Stated task: Indicate only the number of lines in the listing below in which the word "text" appears.

============

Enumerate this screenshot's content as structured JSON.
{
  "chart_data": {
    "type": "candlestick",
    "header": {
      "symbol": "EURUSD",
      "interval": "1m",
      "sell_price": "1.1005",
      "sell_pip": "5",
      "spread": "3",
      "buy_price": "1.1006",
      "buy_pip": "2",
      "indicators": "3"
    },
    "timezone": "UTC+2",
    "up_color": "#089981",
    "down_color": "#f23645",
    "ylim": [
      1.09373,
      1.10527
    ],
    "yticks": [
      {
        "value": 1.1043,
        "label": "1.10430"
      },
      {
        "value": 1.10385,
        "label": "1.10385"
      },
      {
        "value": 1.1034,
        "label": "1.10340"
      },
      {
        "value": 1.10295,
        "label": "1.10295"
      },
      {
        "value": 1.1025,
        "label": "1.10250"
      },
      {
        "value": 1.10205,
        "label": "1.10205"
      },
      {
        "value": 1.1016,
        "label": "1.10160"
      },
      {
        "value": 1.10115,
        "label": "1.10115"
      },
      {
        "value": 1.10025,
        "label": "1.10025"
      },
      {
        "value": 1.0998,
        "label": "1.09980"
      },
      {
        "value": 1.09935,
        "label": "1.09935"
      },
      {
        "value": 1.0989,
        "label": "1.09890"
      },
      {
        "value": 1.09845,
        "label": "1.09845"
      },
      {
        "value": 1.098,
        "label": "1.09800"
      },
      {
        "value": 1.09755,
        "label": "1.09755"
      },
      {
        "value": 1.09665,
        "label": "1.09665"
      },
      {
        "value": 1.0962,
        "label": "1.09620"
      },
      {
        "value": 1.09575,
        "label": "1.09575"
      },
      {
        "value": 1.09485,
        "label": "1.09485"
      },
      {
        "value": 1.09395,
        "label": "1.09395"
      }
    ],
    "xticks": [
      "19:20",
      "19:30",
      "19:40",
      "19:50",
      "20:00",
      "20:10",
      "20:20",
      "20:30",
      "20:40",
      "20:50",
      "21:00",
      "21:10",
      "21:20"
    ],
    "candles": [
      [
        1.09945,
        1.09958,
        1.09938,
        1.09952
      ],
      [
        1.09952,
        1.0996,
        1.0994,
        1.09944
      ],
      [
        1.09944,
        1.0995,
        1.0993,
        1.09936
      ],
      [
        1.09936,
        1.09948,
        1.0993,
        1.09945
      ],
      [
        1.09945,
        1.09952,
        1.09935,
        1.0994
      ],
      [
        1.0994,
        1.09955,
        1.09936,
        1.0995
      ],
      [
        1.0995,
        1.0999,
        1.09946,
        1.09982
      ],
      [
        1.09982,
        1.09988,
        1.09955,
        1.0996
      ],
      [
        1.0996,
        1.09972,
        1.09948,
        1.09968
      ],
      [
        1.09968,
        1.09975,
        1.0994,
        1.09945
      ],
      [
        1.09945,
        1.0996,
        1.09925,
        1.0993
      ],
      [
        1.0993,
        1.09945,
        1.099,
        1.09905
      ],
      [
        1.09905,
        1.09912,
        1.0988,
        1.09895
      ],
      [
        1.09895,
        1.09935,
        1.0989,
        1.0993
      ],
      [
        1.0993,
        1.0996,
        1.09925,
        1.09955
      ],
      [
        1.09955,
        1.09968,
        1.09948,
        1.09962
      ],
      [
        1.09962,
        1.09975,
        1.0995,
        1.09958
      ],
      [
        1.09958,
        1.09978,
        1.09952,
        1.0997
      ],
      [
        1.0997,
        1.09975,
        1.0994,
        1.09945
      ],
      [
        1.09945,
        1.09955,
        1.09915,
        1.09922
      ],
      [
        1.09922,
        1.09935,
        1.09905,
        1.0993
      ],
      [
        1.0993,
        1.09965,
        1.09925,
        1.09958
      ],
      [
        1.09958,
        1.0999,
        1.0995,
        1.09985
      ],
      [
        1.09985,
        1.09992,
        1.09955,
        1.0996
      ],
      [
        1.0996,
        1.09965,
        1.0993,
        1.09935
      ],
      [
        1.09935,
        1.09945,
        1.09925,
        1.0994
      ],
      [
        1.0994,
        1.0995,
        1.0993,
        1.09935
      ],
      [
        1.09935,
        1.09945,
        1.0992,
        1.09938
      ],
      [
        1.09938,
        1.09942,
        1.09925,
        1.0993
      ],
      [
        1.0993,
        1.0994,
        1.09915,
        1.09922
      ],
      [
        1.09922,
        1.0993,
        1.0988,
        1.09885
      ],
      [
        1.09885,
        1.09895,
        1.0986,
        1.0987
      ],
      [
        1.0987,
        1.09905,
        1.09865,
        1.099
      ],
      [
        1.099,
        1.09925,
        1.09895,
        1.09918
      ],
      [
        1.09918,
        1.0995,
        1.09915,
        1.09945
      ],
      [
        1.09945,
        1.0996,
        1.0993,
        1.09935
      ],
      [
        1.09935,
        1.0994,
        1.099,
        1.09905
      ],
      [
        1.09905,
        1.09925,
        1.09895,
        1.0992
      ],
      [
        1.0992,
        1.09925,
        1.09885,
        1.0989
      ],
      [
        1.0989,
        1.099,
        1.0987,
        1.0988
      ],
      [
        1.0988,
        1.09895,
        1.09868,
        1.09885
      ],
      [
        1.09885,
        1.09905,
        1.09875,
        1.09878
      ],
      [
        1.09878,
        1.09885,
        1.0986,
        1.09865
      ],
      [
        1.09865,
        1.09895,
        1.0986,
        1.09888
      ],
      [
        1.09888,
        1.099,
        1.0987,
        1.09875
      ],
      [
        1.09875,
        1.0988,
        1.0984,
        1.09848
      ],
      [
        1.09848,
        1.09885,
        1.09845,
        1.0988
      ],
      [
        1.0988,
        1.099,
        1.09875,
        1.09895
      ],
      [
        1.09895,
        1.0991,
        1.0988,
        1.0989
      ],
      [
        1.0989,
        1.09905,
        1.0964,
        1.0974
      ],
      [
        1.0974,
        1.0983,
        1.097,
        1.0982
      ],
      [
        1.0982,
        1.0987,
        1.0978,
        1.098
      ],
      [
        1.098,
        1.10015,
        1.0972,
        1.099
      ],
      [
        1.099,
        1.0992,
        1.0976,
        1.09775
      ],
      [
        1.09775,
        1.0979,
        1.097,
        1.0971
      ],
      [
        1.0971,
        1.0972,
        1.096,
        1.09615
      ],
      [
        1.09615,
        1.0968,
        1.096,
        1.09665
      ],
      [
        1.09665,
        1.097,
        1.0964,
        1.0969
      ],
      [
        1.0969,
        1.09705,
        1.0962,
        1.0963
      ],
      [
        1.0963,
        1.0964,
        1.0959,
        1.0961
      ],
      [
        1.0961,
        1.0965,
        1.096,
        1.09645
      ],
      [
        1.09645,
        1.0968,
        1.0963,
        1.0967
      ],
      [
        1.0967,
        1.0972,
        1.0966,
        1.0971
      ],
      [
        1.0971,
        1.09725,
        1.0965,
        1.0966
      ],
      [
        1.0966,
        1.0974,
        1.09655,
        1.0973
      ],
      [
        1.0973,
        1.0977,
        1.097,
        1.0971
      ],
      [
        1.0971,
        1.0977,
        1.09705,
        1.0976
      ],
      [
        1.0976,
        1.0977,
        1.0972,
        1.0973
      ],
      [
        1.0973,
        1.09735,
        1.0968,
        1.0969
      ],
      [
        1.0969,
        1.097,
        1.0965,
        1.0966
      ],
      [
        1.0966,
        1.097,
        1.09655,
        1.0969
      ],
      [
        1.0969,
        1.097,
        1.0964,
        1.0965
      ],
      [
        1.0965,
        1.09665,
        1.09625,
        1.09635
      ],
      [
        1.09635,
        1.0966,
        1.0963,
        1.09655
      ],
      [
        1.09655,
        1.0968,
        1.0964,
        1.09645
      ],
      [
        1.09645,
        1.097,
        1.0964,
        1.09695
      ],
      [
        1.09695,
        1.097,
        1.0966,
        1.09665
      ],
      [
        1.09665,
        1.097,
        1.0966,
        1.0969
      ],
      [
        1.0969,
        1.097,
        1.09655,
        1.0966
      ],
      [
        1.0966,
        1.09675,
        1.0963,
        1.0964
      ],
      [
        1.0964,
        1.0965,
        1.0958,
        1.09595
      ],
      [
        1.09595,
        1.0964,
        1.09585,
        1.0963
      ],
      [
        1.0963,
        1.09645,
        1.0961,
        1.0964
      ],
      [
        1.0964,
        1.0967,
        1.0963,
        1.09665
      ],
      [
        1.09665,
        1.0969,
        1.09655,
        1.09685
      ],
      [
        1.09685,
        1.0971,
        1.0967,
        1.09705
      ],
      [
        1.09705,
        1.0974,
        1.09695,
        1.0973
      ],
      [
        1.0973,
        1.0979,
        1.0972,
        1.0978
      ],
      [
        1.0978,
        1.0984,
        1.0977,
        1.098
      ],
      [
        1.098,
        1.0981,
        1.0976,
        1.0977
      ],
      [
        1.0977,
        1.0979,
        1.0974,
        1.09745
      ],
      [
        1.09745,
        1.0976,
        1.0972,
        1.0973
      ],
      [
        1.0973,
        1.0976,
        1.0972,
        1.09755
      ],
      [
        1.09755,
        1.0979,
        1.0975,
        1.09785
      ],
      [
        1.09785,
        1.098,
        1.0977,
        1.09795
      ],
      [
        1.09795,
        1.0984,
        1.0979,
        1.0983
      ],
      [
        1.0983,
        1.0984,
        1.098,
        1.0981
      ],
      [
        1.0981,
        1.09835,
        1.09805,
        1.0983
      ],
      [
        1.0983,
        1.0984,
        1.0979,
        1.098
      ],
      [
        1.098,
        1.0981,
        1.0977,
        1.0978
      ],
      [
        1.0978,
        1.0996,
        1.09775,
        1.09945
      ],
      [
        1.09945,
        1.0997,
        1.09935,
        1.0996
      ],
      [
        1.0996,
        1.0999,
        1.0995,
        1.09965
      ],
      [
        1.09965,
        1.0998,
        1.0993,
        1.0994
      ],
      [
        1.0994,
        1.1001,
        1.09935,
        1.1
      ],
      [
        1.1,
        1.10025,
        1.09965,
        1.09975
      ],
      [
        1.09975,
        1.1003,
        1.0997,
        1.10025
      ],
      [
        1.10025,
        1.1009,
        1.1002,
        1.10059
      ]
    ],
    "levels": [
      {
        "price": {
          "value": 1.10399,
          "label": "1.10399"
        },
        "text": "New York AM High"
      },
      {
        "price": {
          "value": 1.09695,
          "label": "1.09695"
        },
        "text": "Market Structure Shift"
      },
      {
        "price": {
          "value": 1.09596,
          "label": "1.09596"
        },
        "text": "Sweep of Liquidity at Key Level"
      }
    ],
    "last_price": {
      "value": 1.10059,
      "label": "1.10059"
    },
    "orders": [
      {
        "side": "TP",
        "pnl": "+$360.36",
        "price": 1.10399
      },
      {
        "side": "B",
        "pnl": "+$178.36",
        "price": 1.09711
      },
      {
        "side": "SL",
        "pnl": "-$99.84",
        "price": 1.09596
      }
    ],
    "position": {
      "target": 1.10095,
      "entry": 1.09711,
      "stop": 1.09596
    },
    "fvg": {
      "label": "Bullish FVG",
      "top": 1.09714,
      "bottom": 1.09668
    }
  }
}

============

Solution: 3